→ **Figure data in JSON**:
▼

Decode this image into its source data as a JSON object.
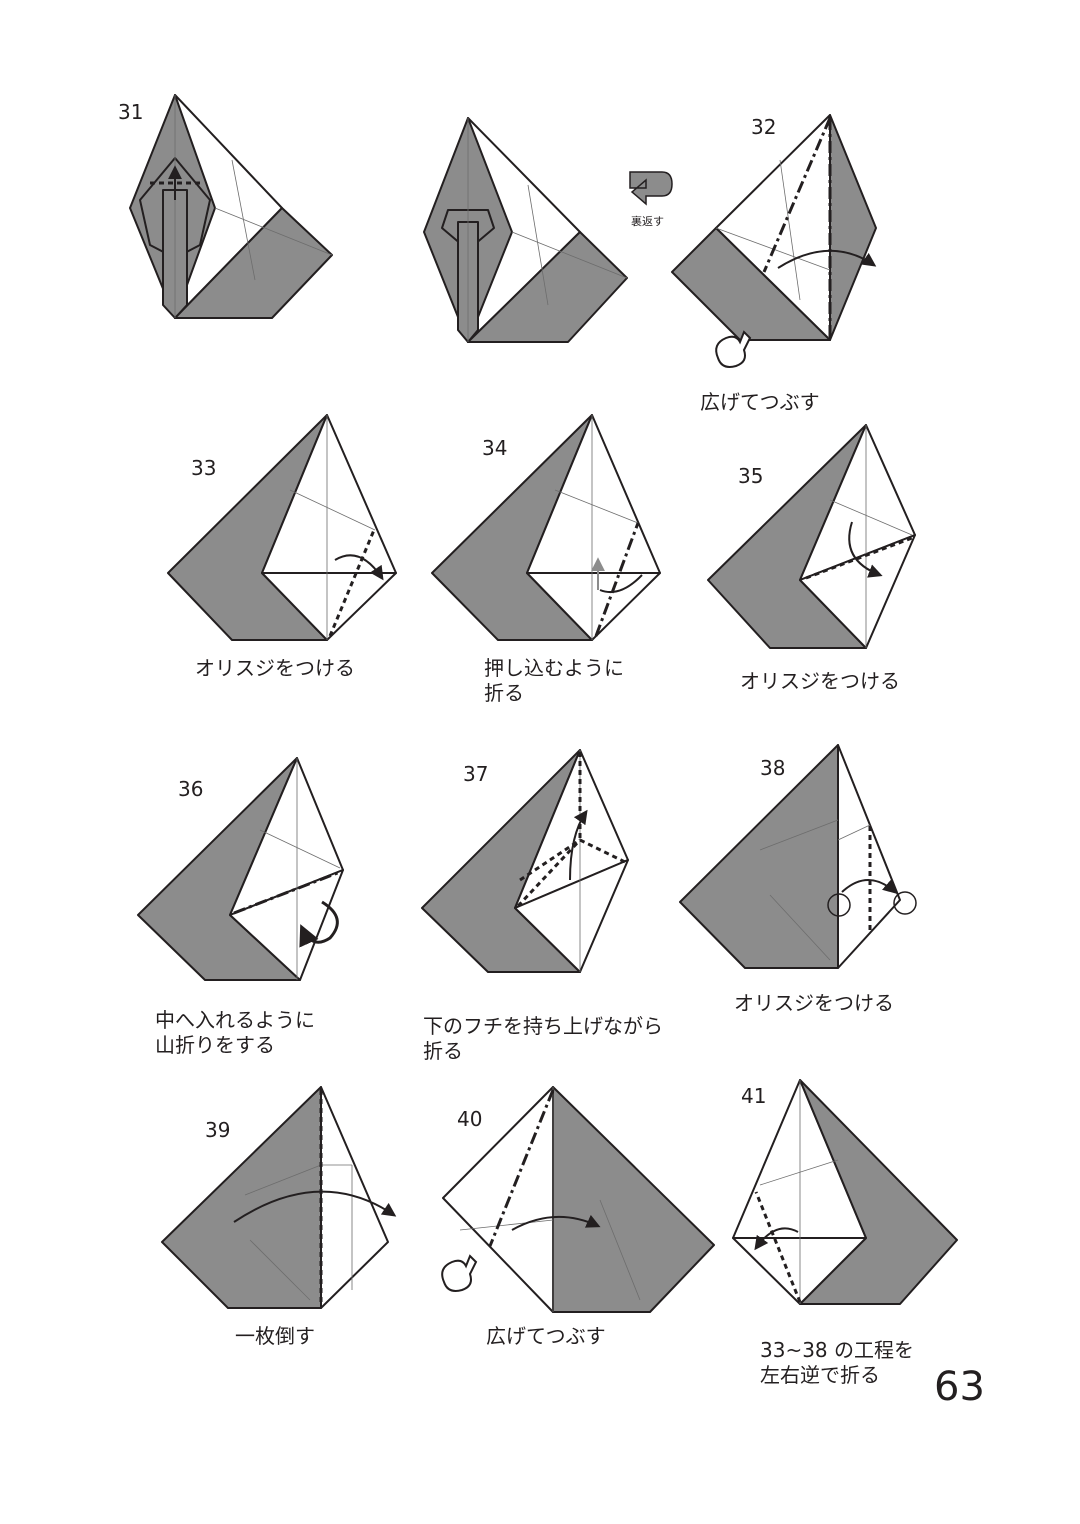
{
  "page_number": "63",
  "flip_label": "裏返す",
  "steps": [
    {
      "number": "31",
      "caption": []
    },
    {
      "number": "32",
      "caption": [
        "広げてつぶす"
      ]
    },
    {
      "number": "33",
      "caption": [
        "オリスジをつける"
      ]
    },
    {
      "number": "34",
      "caption": [
        "押し込むように",
        "折る"
      ]
    },
    {
      "number": "35",
      "caption": [
        "オリスジをつける"
      ]
    },
    {
      "number": "36",
      "caption": [
        "中へ入れるように",
        "山折りをする"
      ]
    },
    {
      "number": "37",
      "caption": [
        "下のフチを持ち上げながら",
        "折る"
      ]
    },
    {
      "number": "38",
      "caption": [
        "オリスジをつける"
      ]
    },
    {
      "number": "39",
      "caption": [
        "一枚倒す"
      ]
    },
    {
      "number": "40",
      "caption": [
        "広げてつぶす"
      ]
    },
    {
      "number": "41",
      "caption": [
        "33~38 の工程を",
        "左右逆で折る"
      ]
    }
  ],
  "colors": {
    "paper_colored": "#8c8c8c",
    "paper_white": "#ffffff",
    "line": "#231f20"
  },
  "icons": [
    "flip-over-icon",
    "push-hand-icon"
  ]
}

▲

Go through the listing above and write it all out exactly, leaving out any picture.

→ **Answer in full**:
Decode this image into its source data as a JSON object.
{
  "page_number": "63",
  "flip_label": "裏返す",
  "steps": [
    {
      "number": "31",
      "caption": []
    },
    {
      "number": "32",
      "caption": [
        "広げてつぶす"
      ]
    },
    {
      "number": "33",
      "caption": [
        "オリスジをつける"
      ]
    },
    {
      "number": "34",
      "caption": [
        "押し込むように",
        "折る"
      ]
    },
    {
      "number": "35",
      "caption": [
        "オリスジをつける"
      ]
    },
    {
      "number": "36",
      "caption": [
        "中へ入れるように",
        "山折りをする"
      ]
    },
    {
      "number": "37",
      "caption": [
        "下のフチを持ち上げながら",
        "折る"
      ]
    },
    {
      "number": "38",
      "caption": [
        "オリスジをつける"
      ]
    },
    {
      "number": "39",
      "caption": [
        "一枚倒す"
      ]
    },
    {
      "number": "40",
      "caption": [
        "広げてつぶす"
      ]
    },
    {
      "number": "41",
      "caption": [
        "33~38 の工程を",
        "左右逆で折る"
      ]
    }
  ],
  "colors": {
    "paper_colored": "#8c8c8c",
    "paper_white": "#ffffff",
    "line": "#231f20"
  },
  "icons": [
    "flip-over-icon",
    "push-hand-icon"
  ]
}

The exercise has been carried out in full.